Format every row below as a two-column Markdown table, with a running number under "No" and the full line under "Entry". Leave out blank lines.

>> BEGIN

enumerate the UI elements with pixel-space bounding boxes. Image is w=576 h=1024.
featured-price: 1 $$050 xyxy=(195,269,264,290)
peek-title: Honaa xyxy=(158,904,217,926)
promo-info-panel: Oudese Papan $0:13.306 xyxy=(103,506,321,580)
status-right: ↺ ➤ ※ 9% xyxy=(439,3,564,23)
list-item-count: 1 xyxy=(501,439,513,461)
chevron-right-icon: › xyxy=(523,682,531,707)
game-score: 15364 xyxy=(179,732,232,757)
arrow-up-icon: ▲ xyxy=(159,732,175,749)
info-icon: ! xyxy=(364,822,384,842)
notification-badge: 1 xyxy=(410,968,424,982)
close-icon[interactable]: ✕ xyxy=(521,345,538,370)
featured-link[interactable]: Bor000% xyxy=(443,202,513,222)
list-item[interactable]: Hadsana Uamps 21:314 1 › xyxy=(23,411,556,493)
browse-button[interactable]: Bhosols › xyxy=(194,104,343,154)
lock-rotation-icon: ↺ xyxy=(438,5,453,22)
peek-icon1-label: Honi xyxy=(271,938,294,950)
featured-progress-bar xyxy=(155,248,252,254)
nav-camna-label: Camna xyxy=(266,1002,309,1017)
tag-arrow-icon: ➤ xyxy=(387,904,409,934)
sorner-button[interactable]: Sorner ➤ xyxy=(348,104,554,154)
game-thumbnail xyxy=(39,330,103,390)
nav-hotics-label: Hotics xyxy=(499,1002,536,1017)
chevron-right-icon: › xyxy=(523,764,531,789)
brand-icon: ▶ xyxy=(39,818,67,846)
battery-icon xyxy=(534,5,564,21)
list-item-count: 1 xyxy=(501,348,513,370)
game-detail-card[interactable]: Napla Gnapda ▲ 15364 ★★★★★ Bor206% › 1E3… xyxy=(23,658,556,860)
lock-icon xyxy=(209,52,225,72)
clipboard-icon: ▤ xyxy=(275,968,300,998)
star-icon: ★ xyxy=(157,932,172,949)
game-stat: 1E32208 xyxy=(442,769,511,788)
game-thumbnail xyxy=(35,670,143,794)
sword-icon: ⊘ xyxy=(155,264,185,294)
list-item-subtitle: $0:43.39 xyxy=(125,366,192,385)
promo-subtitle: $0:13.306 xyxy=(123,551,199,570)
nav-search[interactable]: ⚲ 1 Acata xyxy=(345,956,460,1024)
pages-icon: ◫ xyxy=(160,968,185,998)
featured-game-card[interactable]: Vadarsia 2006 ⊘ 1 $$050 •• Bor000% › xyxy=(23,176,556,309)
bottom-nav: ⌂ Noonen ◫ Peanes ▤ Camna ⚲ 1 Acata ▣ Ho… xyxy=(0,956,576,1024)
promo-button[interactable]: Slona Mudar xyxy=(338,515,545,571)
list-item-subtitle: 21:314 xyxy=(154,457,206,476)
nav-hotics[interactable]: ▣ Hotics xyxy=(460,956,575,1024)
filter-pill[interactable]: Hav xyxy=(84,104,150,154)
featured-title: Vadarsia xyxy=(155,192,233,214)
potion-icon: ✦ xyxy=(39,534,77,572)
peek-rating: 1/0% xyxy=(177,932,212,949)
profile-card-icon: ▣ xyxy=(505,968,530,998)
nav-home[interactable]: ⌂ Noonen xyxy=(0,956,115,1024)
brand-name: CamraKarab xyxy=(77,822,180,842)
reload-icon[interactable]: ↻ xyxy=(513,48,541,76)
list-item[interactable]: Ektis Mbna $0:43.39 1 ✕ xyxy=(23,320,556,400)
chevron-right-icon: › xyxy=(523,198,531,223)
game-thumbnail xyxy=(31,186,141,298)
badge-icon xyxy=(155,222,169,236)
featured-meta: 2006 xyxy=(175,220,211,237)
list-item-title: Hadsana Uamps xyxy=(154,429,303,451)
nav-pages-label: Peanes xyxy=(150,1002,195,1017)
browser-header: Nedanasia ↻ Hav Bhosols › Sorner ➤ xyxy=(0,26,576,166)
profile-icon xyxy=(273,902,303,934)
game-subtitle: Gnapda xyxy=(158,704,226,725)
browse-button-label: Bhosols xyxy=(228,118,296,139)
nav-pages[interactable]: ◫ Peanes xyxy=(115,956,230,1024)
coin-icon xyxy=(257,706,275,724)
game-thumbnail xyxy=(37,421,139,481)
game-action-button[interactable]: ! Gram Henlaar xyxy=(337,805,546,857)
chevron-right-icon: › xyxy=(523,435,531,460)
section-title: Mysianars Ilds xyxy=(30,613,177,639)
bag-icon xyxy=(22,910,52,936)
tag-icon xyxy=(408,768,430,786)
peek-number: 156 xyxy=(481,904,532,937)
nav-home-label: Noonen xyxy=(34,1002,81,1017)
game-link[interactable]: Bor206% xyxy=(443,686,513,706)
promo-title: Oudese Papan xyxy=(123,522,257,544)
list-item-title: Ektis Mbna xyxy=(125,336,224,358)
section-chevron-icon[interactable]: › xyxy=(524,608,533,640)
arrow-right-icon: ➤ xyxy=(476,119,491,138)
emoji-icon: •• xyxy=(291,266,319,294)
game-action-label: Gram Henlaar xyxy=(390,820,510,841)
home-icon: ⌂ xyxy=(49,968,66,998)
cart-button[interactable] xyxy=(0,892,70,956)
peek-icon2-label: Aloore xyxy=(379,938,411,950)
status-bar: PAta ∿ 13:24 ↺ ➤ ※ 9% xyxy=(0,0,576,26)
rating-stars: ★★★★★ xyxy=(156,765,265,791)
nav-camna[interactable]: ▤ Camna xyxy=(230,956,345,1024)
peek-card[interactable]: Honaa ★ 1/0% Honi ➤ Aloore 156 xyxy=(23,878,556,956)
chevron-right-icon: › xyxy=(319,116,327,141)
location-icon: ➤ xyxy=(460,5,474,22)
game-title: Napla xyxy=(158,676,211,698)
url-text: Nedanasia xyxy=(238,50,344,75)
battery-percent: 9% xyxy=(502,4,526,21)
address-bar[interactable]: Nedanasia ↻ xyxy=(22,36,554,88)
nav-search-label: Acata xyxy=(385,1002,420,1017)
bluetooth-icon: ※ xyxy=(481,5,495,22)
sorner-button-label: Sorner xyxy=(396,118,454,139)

>> END

**Written response:**
| No | Entry |
|---|---|
| 1 | enumerate the UI elements with pixel-space bounding boxes. Image is w=576 h=1024. |
| 2 | featured-price: 1 $$050 xyxy=(195,269,264,290) |
| 3 | peek-title: Honaa xyxy=(158,904,217,926) |
| 4 | promo-info-panel: Oudese Papan $0:13.306 xyxy=(103,506,321,580) |
| 5 | status-right: ↺ ➤ ※ 9% xyxy=(439,3,564,23) |
| 6 | list-item-count: 1 xyxy=(501,439,513,461) |
| 7 | chevron-right-icon: › xyxy=(523,682,531,707) |
| 8 | game-score: 15364 xyxy=(179,732,232,757) |
| 9 | arrow-up-icon: ▲ xyxy=(159,732,175,749) |
| 10 | info-icon: ! xyxy=(364,822,384,842) |
| 11 | notification-badge: 1 xyxy=(410,968,424,982) |
| 12 | close-icon[interactable]: ✕ xyxy=(521,345,538,370) |
| 13 | featured-link[interactable]: Bor000% xyxy=(443,202,513,222) |
| 14 | list-item[interactable]: Hadsana Uamps 21:314 1 › xyxy=(23,411,556,493) |
| 15 | browse-button[interactable]: Bhosols › xyxy=(194,104,343,154) |
| 16 | lock-rotation-icon: ↺ xyxy=(438,5,453,22) |
| 17 | peek-icon1-label: Honi xyxy=(271,938,294,950) |
| 18 | featured-progress-bar xyxy=(155,248,252,254) |
| 19 | nav-camna-label: Camna xyxy=(266,1002,309,1017) |
| 20 | tag-arrow-icon: ➤ xyxy=(387,904,409,934) |
| 21 | sorner-button[interactable]: Sorner ➤ xyxy=(348,104,554,154) |
| 22 | game-thumbnail xyxy=(39,330,103,390) |
| 23 | nav-hotics-label: Hotics xyxy=(499,1002,536,1017) |
| 24 | chevron-right-icon: › xyxy=(523,764,531,789) |
| 25 | brand-icon: ▶ xyxy=(39,818,67,846) |
| 26 | battery-icon xyxy=(534,5,564,21) |
| 27 | list-item-count: 1 xyxy=(501,348,513,370) |
| 28 | game-detail-card[interactable]: Napla Gnapda ▲ 15364 ★★★★★ Bor206% › 1E3… xyxy=(23,658,556,860) |
| 29 | lock-icon xyxy=(209,52,225,72) |
| 30 | clipboard-icon: ▤ xyxy=(275,968,300,998) |
| 31 | star-icon: ★ xyxy=(157,932,172,949) |
| 32 | game-stat: 1E32208 xyxy=(442,769,511,788) |
| 33 | game-thumbnail xyxy=(35,670,143,794) |
| 34 | sword-icon: ⊘ xyxy=(155,264,185,294) |
| 35 | list-item-subtitle: $0:43.39 xyxy=(125,366,192,385) |
| 36 | promo-subtitle: $0:13.306 xyxy=(123,551,199,570) |
| 37 | nav-search[interactable]: ⚲ 1 Acata xyxy=(345,956,460,1024) |
| 38 | pages-icon: ◫ xyxy=(160,968,185,998) |
| 39 | featured-game-card[interactable]: Vadarsia 2006 ⊘ 1 $$050 •• Bor000% › xyxy=(23,176,556,309) |
| 40 | bottom-nav: ⌂ Noonen ◫ Peanes ▤ Camna ⚲ 1 Acata ▣ Ho… xyxy=(0,956,576,1024) |
| 41 | promo-button[interactable]: Slona Mudar xyxy=(338,515,545,571) |
| 42 | list-item-subtitle: 21:314 xyxy=(154,457,206,476) |
| 43 | nav-hotics[interactable]: ▣ Hotics xyxy=(460,956,575,1024) |
| 44 | filter-pill[interactable]: Hav xyxy=(84,104,150,154) |
| 45 | featured-title: Vadarsia xyxy=(155,192,233,214) |
| 46 | potion-icon: ✦ xyxy=(39,534,77,572) |
| 47 | peek-rating: 1/0% xyxy=(177,932,212,949) |
| 48 | profile-card-icon: ▣ xyxy=(505,968,530,998) |
| 49 | nav-home[interactable]: ⌂ Noonen xyxy=(0,956,115,1024) |
| 50 | brand-name: CamraKarab xyxy=(77,822,180,842) |
| 51 | reload-icon[interactable]: ↻ xyxy=(513,48,541,76) |
| 52 | list-item[interactable]: Ektis Mbna $0:43.39 1 ✕ xyxy=(23,320,556,400) |
| 53 | chevron-right-icon: › xyxy=(523,198,531,223) |
| 54 | game-thumbnail xyxy=(31,186,141,298) |
| 55 | badge-icon xyxy=(155,222,169,236) |
| 56 | featured-meta: 2006 xyxy=(175,220,211,237) |
| 57 | list-item-title: Hadsana Uamps xyxy=(154,429,303,451) |
| 58 | nav-pages-label: Peanes xyxy=(150,1002,195,1017) |
| 59 | browser-header: Nedanasia ↻ Hav Bhosols › Sorner ➤ xyxy=(0,26,576,166) |
| 60 | profile-icon xyxy=(273,902,303,934) |
| 61 | game-subtitle: Gnapda xyxy=(158,704,226,725) |
| 62 | browse-button-label: Bhosols xyxy=(228,118,296,139) |
| 63 | nav-pages[interactable]: ◫ Peanes xyxy=(115,956,230,1024) |
| 64 | coin-icon xyxy=(257,706,275,724) |
| 65 | game-thumbnail xyxy=(37,421,139,481) |
| 66 | game-action-button[interactable]: ! Gram Henlaar xyxy=(337,805,546,857) |
| 67 | chevron-right-icon: › xyxy=(523,435,531,460) |
| 68 | section-title: Mysianars Ilds xyxy=(30,613,177,639) |
| 69 | bag-icon xyxy=(22,910,52,936) |
| 70 | tag-icon xyxy=(408,768,430,786) |
| 71 | peek-number: 156 xyxy=(481,904,532,937) |
| 72 | nav-home-label: Noonen xyxy=(34,1002,81,1017) |
| 73 | game-link[interactable]: Bor206% xyxy=(443,686,513,706) |
| 74 | promo-title: Oudese Papan xyxy=(123,522,257,544) |
| 75 | list-item-title: Ektis Mbna xyxy=(125,336,224,358) |
| 76 | section-chevron-icon[interactable]: › xyxy=(524,608,533,640) |
| 77 | arrow-right-icon: ➤ xyxy=(476,119,491,138) |
| 78 | emoji-icon: •• xyxy=(291,266,319,294) |
| 79 | game-action-label: Gram Henlaar xyxy=(390,820,510,841) |
| 80 | home-icon: ⌂ xyxy=(49,968,66,998) |
| 81 | cart-button[interactable] xyxy=(0,892,70,956) |
| 82 | peek-icon2-label: Aloore xyxy=(379,938,411,950) |
| 83 | status-bar: PAta ∿ 13:24 ↺ ➤ ※ 9% xyxy=(0,0,576,26) |
| 84 | rating-stars: ★★★★★ xyxy=(156,765,265,791) |
| 85 | nav-camna[interactable]: ▤ Camna xyxy=(230,956,345,1024) |
| 86 | peek-card[interactable]: Honaa ★ 1/0% Honi ➤ Aloore 156 xyxy=(23,878,556,956) |
| 87 | chevron-right-icon: › xyxy=(319,116,327,141) |
| 88 | location-icon: ➤ xyxy=(460,5,474,22) |
| 89 | game-title: Napla xyxy=(158,676,211,698) |
| 90 | url-text: Nedanasia xyxy=(238,50,344,75) |
| 91 | battery-percent: 9% xyxy=(502,4,526,21) |
| 92 | address-bar[interactable]: Nedanasia ↻ xyxy=(22,36,554,88) |
| 93 | nav-search-label: Acata xyxy=(385,1002,420,1017) |
| 94 | bluetooth-icon: ※ xyxy=(481,5,495,22) |
| 95 | sorner-button-label: Sorner xyxy=(396,118,454,139) |